**** Input
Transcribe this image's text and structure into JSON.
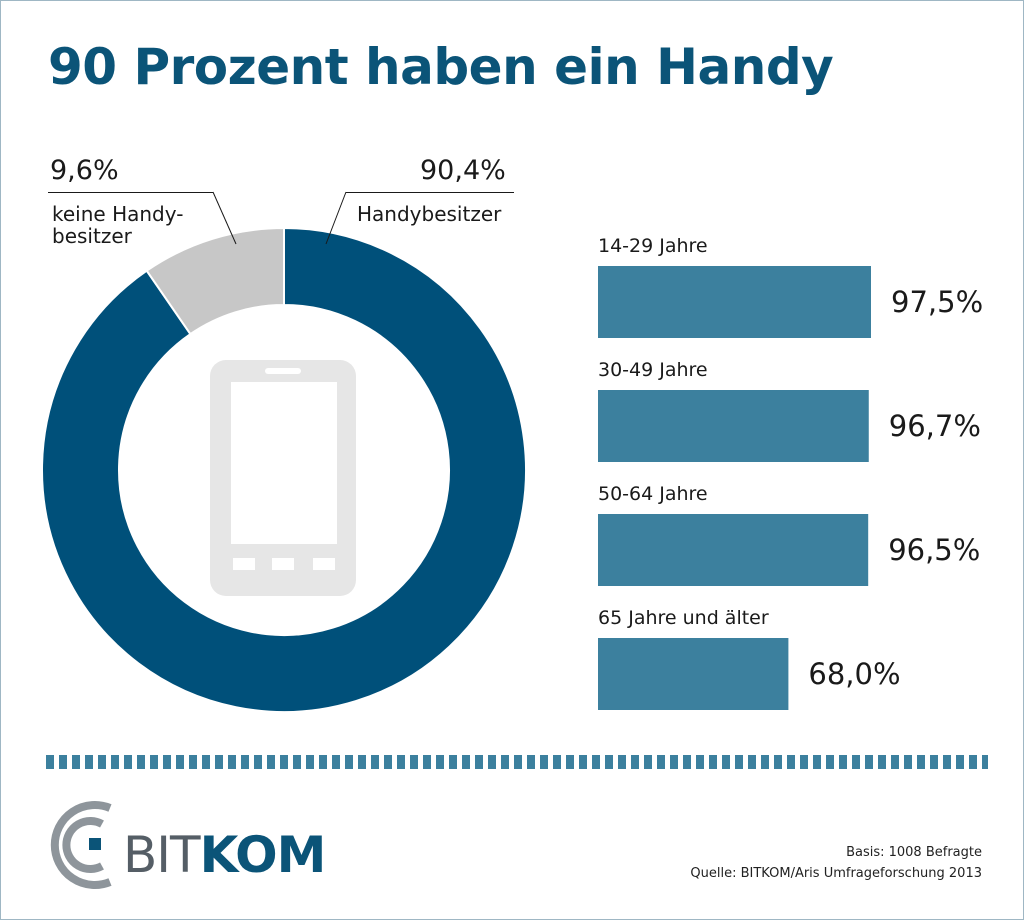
{
  "title": "90 Prozent haben ein Handy",
  "colors": {
    "title": "#0b5478",
    "donut_main": "#00507a",
    "donut_rest": "#c7c7c7",
    "bars": "#3c809e",
    "divider": "#3c809e",
    "phone_icon": "#e6e6e6"
  },
  "chart_data": [
    {
      "type": "pie",
      "subtype": "donut",
      "slices": [
        {
          "value": 90.4,
          "label_value": "90,4%",
          "label": "Handybesitzer"
        },
        {
          "value": 9.6,
          "label_value": "9,6%",
          "label": "keine Handy-besitzer",
          "label_lines": [
            "keine Handy-",
            "besitzer"
          ]
        }
      ],
      "center_icon": "smartphone-icon"
    },
    {
      "type": "bar",
      "orientation": "horizontal",
      "categories": [
        "14-29 Jahre",
        "30-49 Jahre",
        "50-64 Jahre",
        "65 Jahre und älter"
      ],
      "values": [
        97.5,
        96.7,
        96.5,
        68.0
      ],
      "value_labels": [
        "97,5%",
        "96,7%",
        "96,5%",
        "68,0%"
      ]
    }
  ],
  "logo": {
    "text_left": "BIT",
    "text_right": "KOM"
  },
  "footer": {
    "basis": "Basis: 1008 Befragte",
    "source": "Quelle: BITKOM/Aris Umfrageforschung 2013"
  }
}
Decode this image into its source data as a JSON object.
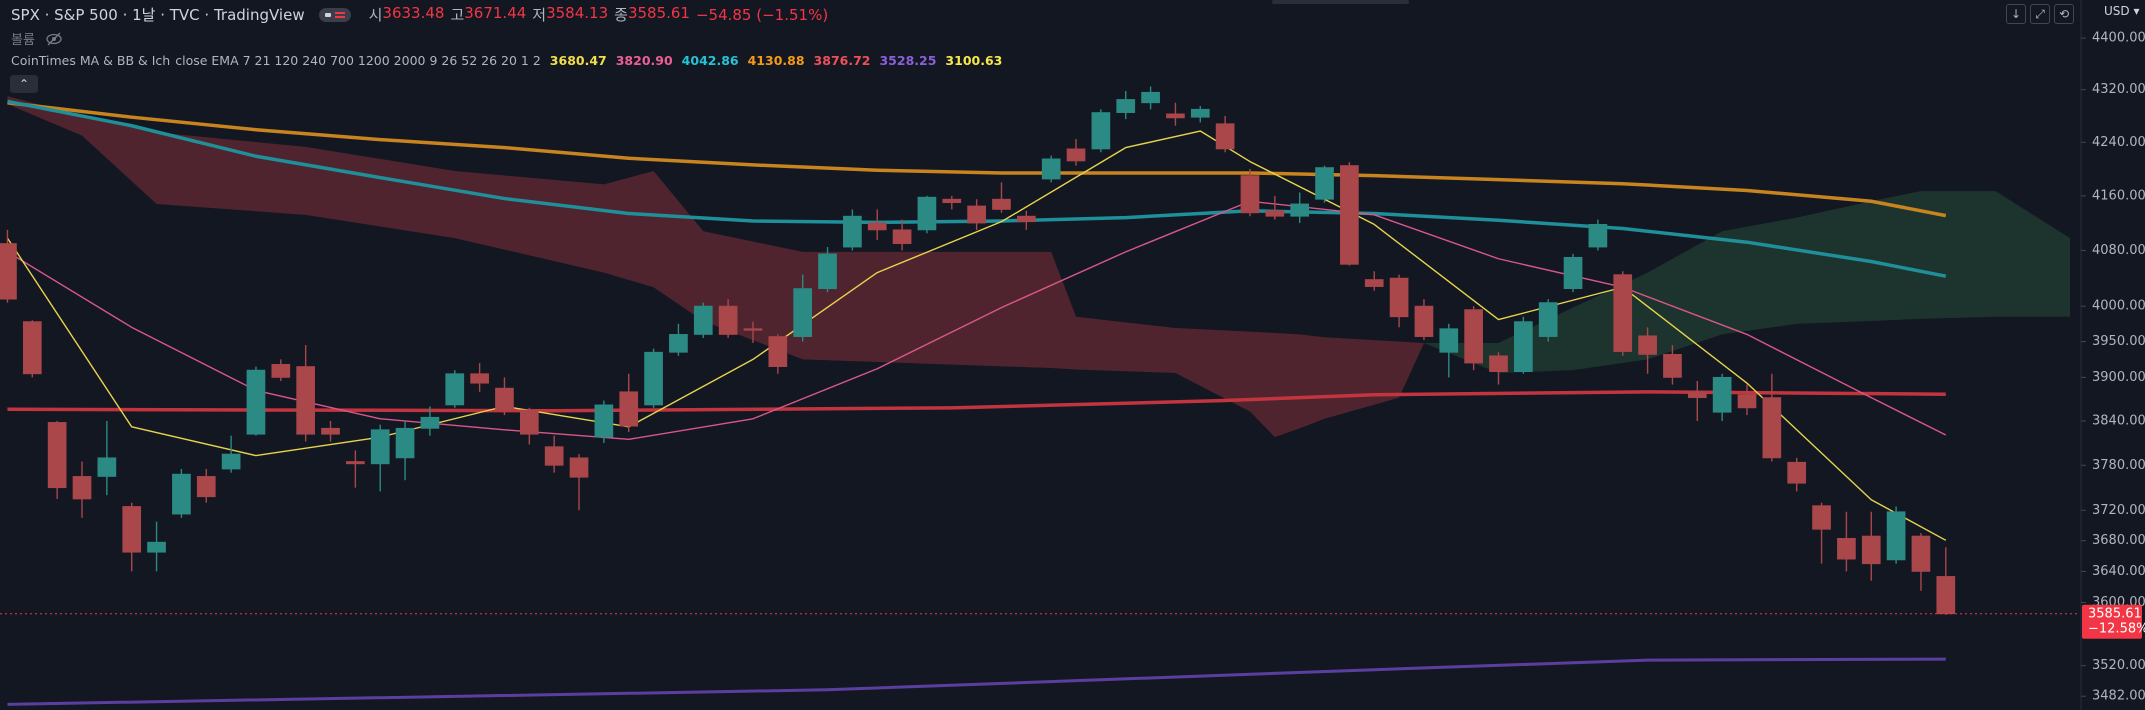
{
  "header": {
    "symbol": "SPX · S&P 500 · 1날 · TVC · TradingView",
    "ohlc": [
      {
        "label": "시",
        "value": 3633.48
      },
      {
        "label": "고",
        "value": 3671.44
      },
      {
        "label": "저",
        "value": 3584.13
      },
      {
        "label": "종",
        "value": 3585.61
      }
    ],
    "change": "−54.85 (−1.51%)",
    "volume_label": "볼륨",
    "indicator": {
      "name": "CoinTimes MA & BB & Ich",
      "params": "close EMA 7 21 120 240 700 1200 2000 9 26 52 26 20 1 2",
      "values": [
        {
          "value": 3680.47,
          "label": "3680.47",
          "color": "#f2dd4a"
        },
        {
          "value": 3820.9,
          "label": "3820.90",
          "color": "#ec5f95"
        },
        {
          "value": 4042.86,
          "label": "4042.86",
          "color": "#26c2d6"
        },
        {
          "value": 4130.88,
          "label": "4130.88",
          "color": "#f59a16"
        },
        {
          "value": 3876.72,
          "label": "3876.72",
          "color": "#ef4f5a"
        },
        {
          "value": 3528.25,
          "label": "3528.25",
          "color": "#8a60d6"
        },
        {
          "value": 3100.63,
          "label": "3100.63",
          "color": "#f5e84a"
        }
      ]
    }
  },
  "currency": "USD",
  "last_change": "−12.58%",
  "chart_data": {
    "type": "candlestick",
    "log_scale": true,
    "grid": false,
    "up_color": "#2b8a84",
    "down_color": "#a9474b",
    "xlim": [
      -0.3,
      83.4
    ],
    "ylim": [
      3465,
      4460
    ],
    "yticks": [
      {
        "value": 4400,
        "label": "4400.00"
      },
      {
        "value": 4320,
        "label": "4320.00"
      },
      {
        "value": 4240,
        "label": "4240.00"
      },
      {
        "value": 4160,
        "label": "4160.00"
      },
      {
        "value": 4080,
        "label": "4080.00"
      },
      {
        "value": 4000,
        "label": "4000.00"
      },
      {
        "value": 3950,
        "label": "3950.00"
      },
      {
        "value": 3900,
        "label": "3900.00"
      },
      {
        "value": 3840,
        "label": "3840.00"
      },
      {
        "value": 3780,
        "label": "3780.00"
      },
      {
        "value": 3720,
        "label": "3720.00"
      },
      {
        "value": 3680,
        "label": "3680.00"
      },
      {
        "value": 3640,
        "label": "3640.00"
      },
      {
        "value": 3600,
        "label": "3600.00"
      },
      {
        "value": 3520,
        "label": "3520.00"
      },
      {
        "value": 3482,
        "label": "3482.00"
      }
    ],
    "open": [
      4090,
      3978,
      3838,
      3765,
      3765,
      3725,
      3665,
      3715,
      3765,
      3775,
      3822,
      3918,
      3915,
      3830,
      3785,
      3782,
      3790,
      3830,
      3862,
      3905,
      3885,
      3855,
      3805,
      3790,
      3818,
      3880,
      3862,
      3935,
      3960,
      4000,
      3968,
      3957,
      3957,
      4025,
      4085,
      4120,
      4110,
      4110,
      4155,
      4145,
      4155,
      4130,
      4185,
      4230,
      4230,
      4285,
      4300,
      4283,
      4278,
      4268,
      4190,
      4138,
      4130,
      4155,
      4205,
      4038,
      4040,
      4000,
      3935,
      3995,
      3930,
      3908,
      3957,
      4025,
      4085,
      4045,
      3958,
      3932,
      3880,
      3852,
      3876,
      3872,
      3784,
      3726,
      3683,
      3686,
      3655,
      3686,
      3633.48
    ],
    "high": [
      4110,
      3980,
      3840,
      3785,
      3840,
      3730,
      3705,
      3775,
      3775,
      3820,
      3915,
      3925,
      3945,
      3840,
      3800,
      3835,
      3840,
      3860,
      3910,
      3920,
      3900,
      3858,
      3820,
      3795,
      3868,
      3905,
      3940,
      3975,
      4005,
      4010,
      3978,
      3960,
      4045,
      4085,
      4140,
      4140,
      4125,
      4160,
      4160,
      4155,
      4180,
      4138,
      4220,
      4245,
      4290,
      4318,
      4325,
      4300,
      4295,
      4280,
      4200,
      4160,
      4165,
      4205,
      4210,
      4050,
      4045,
      4010,
      3975,
      4000,
      3935,
      3985,
      4010,
      4075,
      4125,
      4050,
      3970,
      3945,
      3895,
      3905,
      3890,
      3905,
      3790,
      3730,
      3718,
      3718,
      3725,
      3690,
      3671.44
    ],
    "low": [
      4005,
      3900,
      3735,
      3710,
      3740,
      3640,
      3640,
      3710,
      3730,
      3770,
      3820,
      3895,
      3812,
      3812,
      3750,
      3745,
      3760,
      3820,
      3858,
      3880,
      3848,
      3808,
      3770,
      3720,
      3810,
      3825,
      3858,
      3930,
      3955,
      3955,
      3948,
      3905,
      3950,
      4020,
      4080,
      4095,
      4080,
      4105,
      4140,
      4110,
      4135,
      4110,
      4180,
      4205,
      4225,
      4275,
      4290,
      4265,
      4270,
      4225,
      4130,
      4125,
      4120,
      4150,
      4058,
      4022,
      3970,
      3952,
      3900,
      3910,
      3890,
      3905,
      3950,
      4020,
      4080,
      3930,
      3905,
      3890,
      3840,
      3840,
      3848,
      3785,
      3745,
      3650,
      3640,
      3628,
      3650,
      3615,
      3584.13
    ],
    "close": [
      4010,
      3905,
      3750,
      3735,
      3790,
      3665,
      3678,
      3768,
      3738,
      3795,
      3910,
      3900,
      3822,
      3822,
      3782,
      3828,
      3830,
      3845,
      3905,
      3892,
      3855,
      3822,
      3780,
      3764,
      3862,
      3833,
      3935,
      3960,
      4000,
      3960,
      3966,
      3915,
      4025,
      4075,
      4130,
      4110,
      4090,
      4158,
      4150,
      4120,
      4140,
      4122,
      4215,
      4212,
      4285,
      4305,
      4316,
      4277,
      4290,
      4230,
      4135,
      4130,
      4148,
      4202,
      4060,
      4028,
      3985,
      3957,
      3968,
      3920,
      3908,
      3978,
      4005,
      4070,
      4118,
      3936,
      3932,
      3900,
      3872,
      3900,
      3858,
      3790,
      3756,
      3695,
      3656,
      3650,
      3718,
      3640,
      3585.61
    ],
    "bands": [
      {
        "color": "#5a2730",
        "x": [
          0,
          3,
          6,
          12,
          18,
          24,
          26,
          28,
          32,
          42,
          43,
          47,
          50,
          51,
          52,
          53,
          56,
          57
        ],
        "upper": [
          4310,
          4280,
          4255,
          4233,
          4197,
          4177,
          4197,
          4108,
          4078,
          4078,
          3985,
          3969,
          3964,
          3962,
          3960,
          3956,
          3950,
          3948
        ],
        "lower": [
          4298,
          4250,
          4148,
          4132,
          4098,
          4048,
          4027,
          3979,
          3925,
          3913,
          3911,
          3906,
          3853,
          3818,
          3830,
          3843,
          3872,
          3948
        ]
      },
      {
        "color": "#1e3a2f",
        "x": [
          57,
          60,
          63,
          66,
          69,
          72,
          75,
          77,
          80,
          83
        ],
        "upper": [
          3948,
          3948,
          3998,
          4048,
          4108,
          4128,
          4152,
          4167,
          4167,
          4098
        ],
        "lower": [
          3948,
          3906,
          3910,
          3925,
          3960,
          3975,
          3979,
          3982,
          3985,
          3985
        ]
      }
    ],
    "lines": [
      {
        "color": "#5b3fa0",
        "width": 3,
        "x": [
          0,
          33,
          55,
          66,
          78
        ],
        "values": [
          3472,
          3490,
          3515,
          3527,
          3528.25
        ]
      },
      {
        "color": "#c2353f",
        "width": 3.5,
        "x": [
          0,
          22,
          38,
          49,
          55,
          66,
          78
        ],
        "values": [
          3856,
          3854,
          3858,
          3868,
          3876,
          3880,
          3876.72
        ]
      },
      {
        "color": "#c7841f",
        "width": 3.5,
        "x": [
          0,
          5,
          10,
          15,
          20,
          25,
          30,
          35,
          40,
          45,
          50,
          55,
          60,
          65,
          70,
          75,
          78
        ],
        "values": [
          4300,
          4278,
          4259,
          4244,
          4232,
          4216,
          4206,
          4198,
          4194,
          4194,
          4194,
          4190,
          4184,
          4178,
          4168,
          4152,
          4130.88
        ]
      },
      {
        "color": "#1f8f9a",
        "width": 3.5,
        "x": [
          0,
          5,
          10,
          15,
          20,
          25,
          30,
          35,
          40,
          45,
          50,
          55,
          60,
          65,
          70,
          75,
          78
        ],
        "values": [
          4302,
          4265,
          4219,
          4187,
          4156,
          4134,
          4123,
          4121,
          4123,
          4128,
          4138,
          4134,
          4124,
          4112,
          4092,
          4064,
          4042.86
        ]
      },
      {
        "color": "#d8578a",
        "width": 1.4,
        "x": [
          0,
          5,
          10,
          15,
          20,
          25,
          30,
          35,
          40,
          45,
          50,
          55,
          60,
          65,
          70,
          75,
          78
        ],
        "values": [
          4078,
          3970,
          3882,
          3843,
          3828,
          3815,
          3843,
          3912,
          3998,
          4078,
          4152,
          4132,
          4068,
          4027,
          3960,
          3872,
          3820.9
        ]
      },
      {
        "color": "#e8d44d",
        "width": 1.4,
        "x": [
          0,
          5,
          10,
          15,
          20,
          25,
          30,
          35,
          40,
          45,
          48,
          50,
          55,
          60,
          65,
          70,
          75,
          78
        ],
        "values": [
          4098,
          3832,
          3793,
          3818,
          3860,
          3832,
          3925,
          4048,
          4122,
          4232,
          4257,
          4211,
          4118,
          3981,
          4027,
          3892,
          3734,
          3680.47
        ]
      }
    ]
  }
}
********
- Work instructions -
Identify and list each line with the word "keine".

- Task output -
          "label": "keine Handy-besitzer",
            "keine Handy-",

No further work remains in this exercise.